AVAILABLE RECORDS.

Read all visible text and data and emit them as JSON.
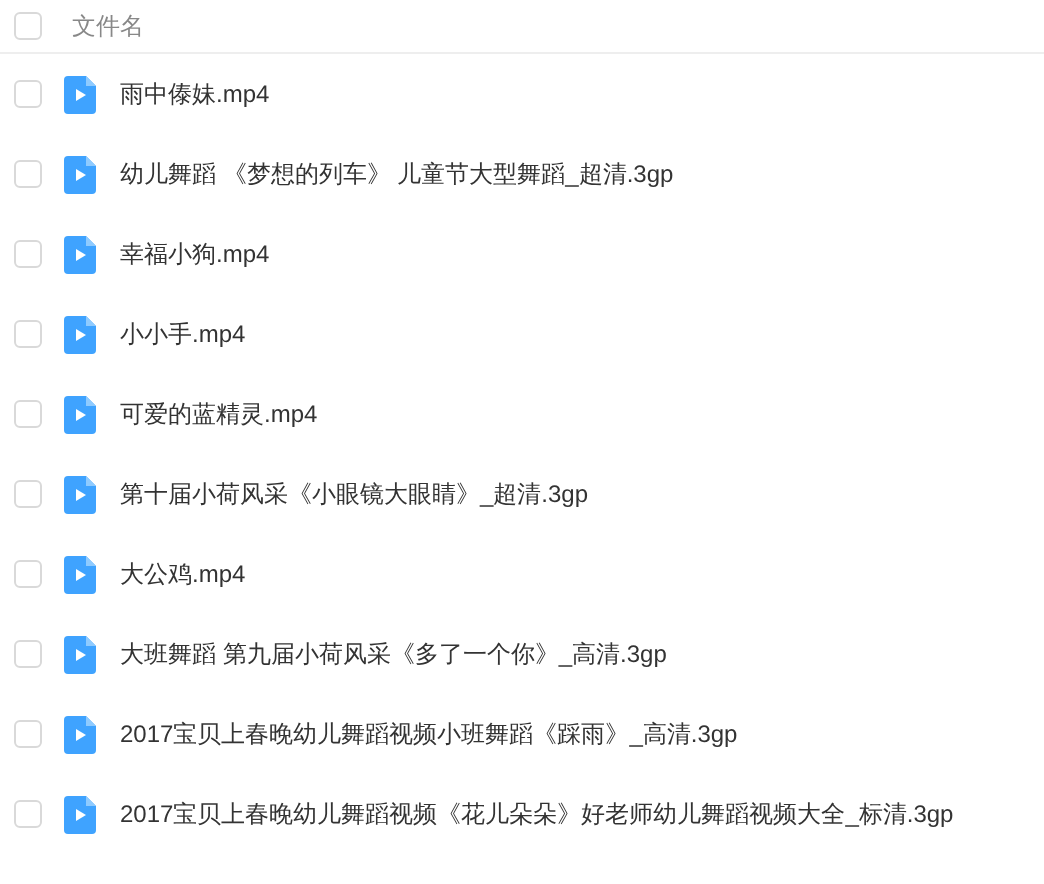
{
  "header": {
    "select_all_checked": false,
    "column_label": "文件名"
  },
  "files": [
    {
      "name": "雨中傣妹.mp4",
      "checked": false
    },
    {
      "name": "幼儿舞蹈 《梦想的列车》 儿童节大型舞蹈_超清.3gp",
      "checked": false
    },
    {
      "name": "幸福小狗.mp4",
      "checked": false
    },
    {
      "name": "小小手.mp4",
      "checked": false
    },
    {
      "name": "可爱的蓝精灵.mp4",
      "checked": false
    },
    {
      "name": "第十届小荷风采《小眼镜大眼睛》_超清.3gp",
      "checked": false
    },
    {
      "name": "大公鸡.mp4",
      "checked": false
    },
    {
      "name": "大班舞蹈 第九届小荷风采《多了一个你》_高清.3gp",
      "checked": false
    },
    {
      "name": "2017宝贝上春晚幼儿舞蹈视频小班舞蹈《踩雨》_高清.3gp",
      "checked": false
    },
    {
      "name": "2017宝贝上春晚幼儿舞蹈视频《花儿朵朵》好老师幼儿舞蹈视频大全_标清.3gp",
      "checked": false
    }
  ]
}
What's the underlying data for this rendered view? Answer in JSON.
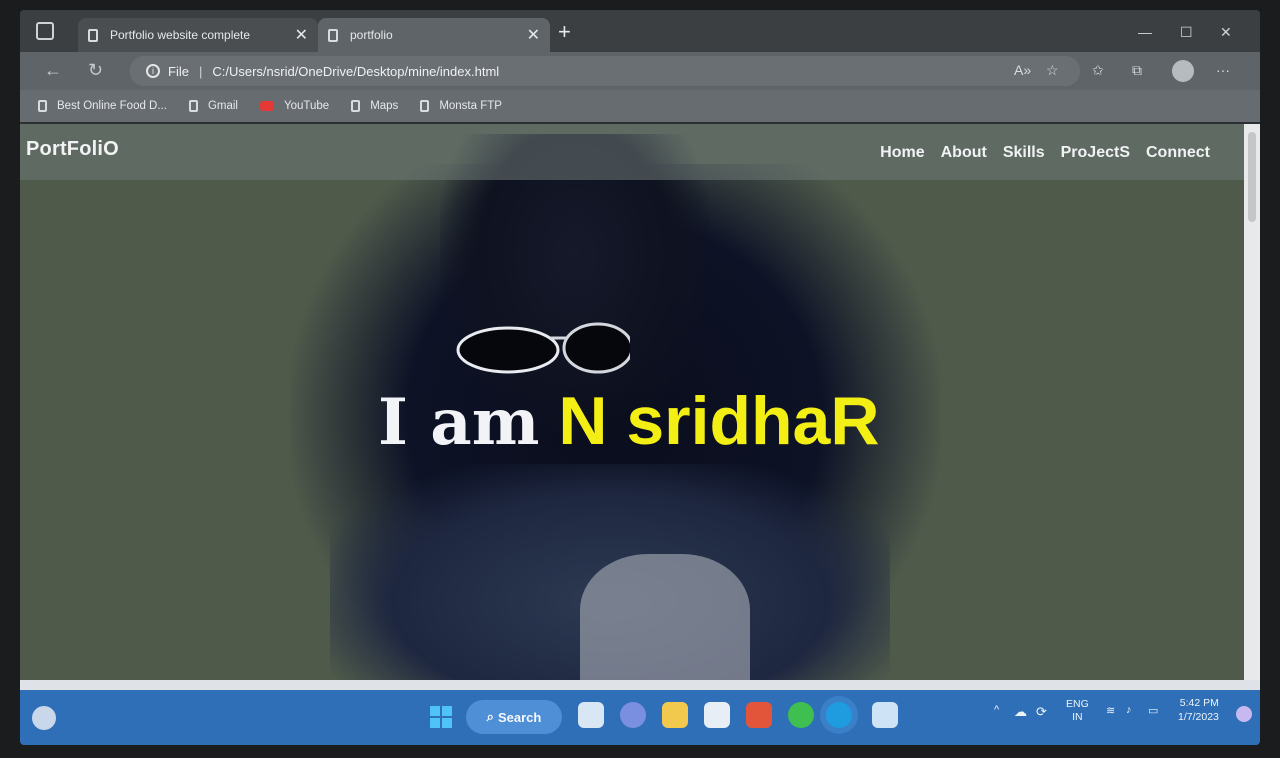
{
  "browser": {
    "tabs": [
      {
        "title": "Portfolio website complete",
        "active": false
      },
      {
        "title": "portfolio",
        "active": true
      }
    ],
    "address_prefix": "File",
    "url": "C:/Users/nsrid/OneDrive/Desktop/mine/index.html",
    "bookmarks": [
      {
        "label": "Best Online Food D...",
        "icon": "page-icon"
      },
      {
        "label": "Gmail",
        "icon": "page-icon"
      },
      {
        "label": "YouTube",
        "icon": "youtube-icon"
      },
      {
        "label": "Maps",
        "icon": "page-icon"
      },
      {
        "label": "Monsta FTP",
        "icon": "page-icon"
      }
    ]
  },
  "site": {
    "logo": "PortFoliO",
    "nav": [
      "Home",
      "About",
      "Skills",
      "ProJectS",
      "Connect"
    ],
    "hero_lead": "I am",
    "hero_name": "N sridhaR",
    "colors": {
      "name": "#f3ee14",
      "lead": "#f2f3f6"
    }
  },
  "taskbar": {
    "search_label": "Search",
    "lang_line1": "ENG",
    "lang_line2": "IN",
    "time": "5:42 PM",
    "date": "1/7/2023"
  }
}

---

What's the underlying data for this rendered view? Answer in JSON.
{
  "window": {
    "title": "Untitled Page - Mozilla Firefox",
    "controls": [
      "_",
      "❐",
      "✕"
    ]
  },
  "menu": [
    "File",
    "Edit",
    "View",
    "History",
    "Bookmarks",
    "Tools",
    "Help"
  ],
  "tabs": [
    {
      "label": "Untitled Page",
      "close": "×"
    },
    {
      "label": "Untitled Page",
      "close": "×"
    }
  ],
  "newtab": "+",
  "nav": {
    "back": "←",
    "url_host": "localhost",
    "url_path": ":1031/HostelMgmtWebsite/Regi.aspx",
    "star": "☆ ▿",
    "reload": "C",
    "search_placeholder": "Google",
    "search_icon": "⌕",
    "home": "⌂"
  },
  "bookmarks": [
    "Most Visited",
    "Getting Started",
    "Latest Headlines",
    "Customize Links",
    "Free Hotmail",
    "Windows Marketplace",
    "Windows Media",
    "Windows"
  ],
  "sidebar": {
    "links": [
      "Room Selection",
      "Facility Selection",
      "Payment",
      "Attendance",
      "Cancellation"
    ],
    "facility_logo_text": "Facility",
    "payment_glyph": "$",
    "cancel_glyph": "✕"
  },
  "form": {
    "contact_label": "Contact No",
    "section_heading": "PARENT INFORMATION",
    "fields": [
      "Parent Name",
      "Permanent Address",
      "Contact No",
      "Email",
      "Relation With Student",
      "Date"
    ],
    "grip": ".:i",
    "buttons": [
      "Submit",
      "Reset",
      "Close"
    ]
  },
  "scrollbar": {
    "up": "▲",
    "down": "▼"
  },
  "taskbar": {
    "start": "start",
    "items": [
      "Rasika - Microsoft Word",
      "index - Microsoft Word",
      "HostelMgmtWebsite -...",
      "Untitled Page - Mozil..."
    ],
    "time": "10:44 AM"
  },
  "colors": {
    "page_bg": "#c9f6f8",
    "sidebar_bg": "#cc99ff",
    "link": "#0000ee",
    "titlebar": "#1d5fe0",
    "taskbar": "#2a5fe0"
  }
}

JOB.
Reply with one number only: the count of lines in the entries that contain "Selection".

COMPLETE OUTPUT.
2